• Given task
In the records that follow, show each line where the word "Traffic" is present.

* START Given records *

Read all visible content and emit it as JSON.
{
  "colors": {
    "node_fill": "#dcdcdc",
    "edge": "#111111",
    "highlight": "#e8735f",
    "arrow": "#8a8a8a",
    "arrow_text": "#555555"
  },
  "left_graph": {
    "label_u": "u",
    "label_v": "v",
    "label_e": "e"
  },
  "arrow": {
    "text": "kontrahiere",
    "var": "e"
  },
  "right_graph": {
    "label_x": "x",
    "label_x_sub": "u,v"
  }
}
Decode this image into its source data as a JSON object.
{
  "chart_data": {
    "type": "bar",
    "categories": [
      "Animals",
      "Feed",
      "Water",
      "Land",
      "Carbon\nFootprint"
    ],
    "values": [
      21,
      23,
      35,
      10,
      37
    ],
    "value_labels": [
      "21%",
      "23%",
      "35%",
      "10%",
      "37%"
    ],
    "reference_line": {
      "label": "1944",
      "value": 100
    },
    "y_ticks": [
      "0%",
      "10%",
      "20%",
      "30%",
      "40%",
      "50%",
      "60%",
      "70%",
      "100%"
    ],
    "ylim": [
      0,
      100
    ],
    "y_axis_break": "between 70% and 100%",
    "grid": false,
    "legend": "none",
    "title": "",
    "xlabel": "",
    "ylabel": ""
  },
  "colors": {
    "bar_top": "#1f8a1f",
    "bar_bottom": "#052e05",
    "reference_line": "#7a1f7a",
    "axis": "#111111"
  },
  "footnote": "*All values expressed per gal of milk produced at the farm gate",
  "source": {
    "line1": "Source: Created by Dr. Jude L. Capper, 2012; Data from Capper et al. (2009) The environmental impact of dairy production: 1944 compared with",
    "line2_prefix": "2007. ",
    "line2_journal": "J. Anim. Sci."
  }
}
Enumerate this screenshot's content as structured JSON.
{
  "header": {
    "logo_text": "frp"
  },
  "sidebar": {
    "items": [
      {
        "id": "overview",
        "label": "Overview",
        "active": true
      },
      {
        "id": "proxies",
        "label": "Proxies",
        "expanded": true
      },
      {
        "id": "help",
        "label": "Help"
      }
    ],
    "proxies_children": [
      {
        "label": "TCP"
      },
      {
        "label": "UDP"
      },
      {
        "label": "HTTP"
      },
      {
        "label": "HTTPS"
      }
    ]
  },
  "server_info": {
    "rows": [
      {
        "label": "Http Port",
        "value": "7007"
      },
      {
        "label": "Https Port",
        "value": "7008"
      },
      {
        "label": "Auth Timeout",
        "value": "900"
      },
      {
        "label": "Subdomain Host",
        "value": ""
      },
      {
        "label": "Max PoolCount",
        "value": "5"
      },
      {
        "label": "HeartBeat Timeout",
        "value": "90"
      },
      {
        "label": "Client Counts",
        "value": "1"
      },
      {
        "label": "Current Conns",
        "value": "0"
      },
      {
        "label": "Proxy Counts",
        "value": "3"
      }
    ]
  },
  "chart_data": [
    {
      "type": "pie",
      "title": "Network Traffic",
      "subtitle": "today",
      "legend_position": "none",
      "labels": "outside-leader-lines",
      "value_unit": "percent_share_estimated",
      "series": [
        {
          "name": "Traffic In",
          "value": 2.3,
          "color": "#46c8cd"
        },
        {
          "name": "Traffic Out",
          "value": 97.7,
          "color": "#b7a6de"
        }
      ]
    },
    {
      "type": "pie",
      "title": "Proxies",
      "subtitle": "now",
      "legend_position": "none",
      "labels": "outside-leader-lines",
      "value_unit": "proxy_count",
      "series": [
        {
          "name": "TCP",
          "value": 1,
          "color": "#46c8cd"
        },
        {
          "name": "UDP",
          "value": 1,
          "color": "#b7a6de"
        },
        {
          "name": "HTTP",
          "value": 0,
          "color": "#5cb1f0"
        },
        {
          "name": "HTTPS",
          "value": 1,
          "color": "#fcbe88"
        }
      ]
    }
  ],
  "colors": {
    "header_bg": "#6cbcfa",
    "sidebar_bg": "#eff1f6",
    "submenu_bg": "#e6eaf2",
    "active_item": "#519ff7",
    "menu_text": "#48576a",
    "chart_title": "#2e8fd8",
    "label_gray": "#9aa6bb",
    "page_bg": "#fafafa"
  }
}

* END Given records *

• Exercise solution
      "title": "Network Traffic",
          "name": "Traffic In",
          "name": "Traffic Out",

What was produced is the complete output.